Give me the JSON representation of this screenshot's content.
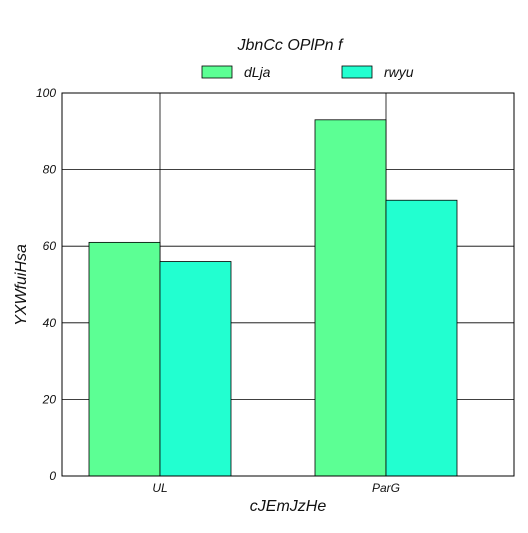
{
  "chart_data": {
    "type": "bar",
    "title": "JbnCc OPlPn f",
    "xlabel": "cJEmJzHe",
    "ylabel": "YXWfuiHsa",
    "categories": [
      "UL",
      "ParG"
    ],
    "series": [
      {
        "name": "dLja",
        "values": [
          61,
          93
        ],
        "color": "#5cff94"
      },
      {
        "name": "rwyu",
        "values": [
          56,
          72
        ],
        "color": "#22ffd0"
      }
    ],
    "ylim": [
      0,
      100
    ],
    "yticks": [
      0,
      20,
      40,
      60,
      80,
      100
    ],
    "grid": true,
    "legend_position": "top-center"
  }
}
###
Aim
Retype the entries word for word. Omit any images.

Solution to this exercise
Give me the JSON representation of this screenshot's content.
{
  "chart_data": {
    "type": "bar",
    "title": "JbnCc OPlPn f",
    "xlabel": "cJEmJzHe",
    "ylabel": "YXWfuiHsa",
    "categories": [
      "UL",
      "ParG"
    ],
    "series": [
      {
        "name": "dLja",
        "values": [
          61,
          93
        ],
        "color": "#5cff94"
      },
      {
        "name": "rwyu",
        "values": [
          56,
          72
        ],
        "color": "#22ffd0"
      }
    ],
    "ylim": [
      0,
      100
    ],
    "yticks": [
      0,
      20,
      40,
      60,
      80,
      100
    ],
    "grid": true,
    "legend_position": "top-center"
  }
}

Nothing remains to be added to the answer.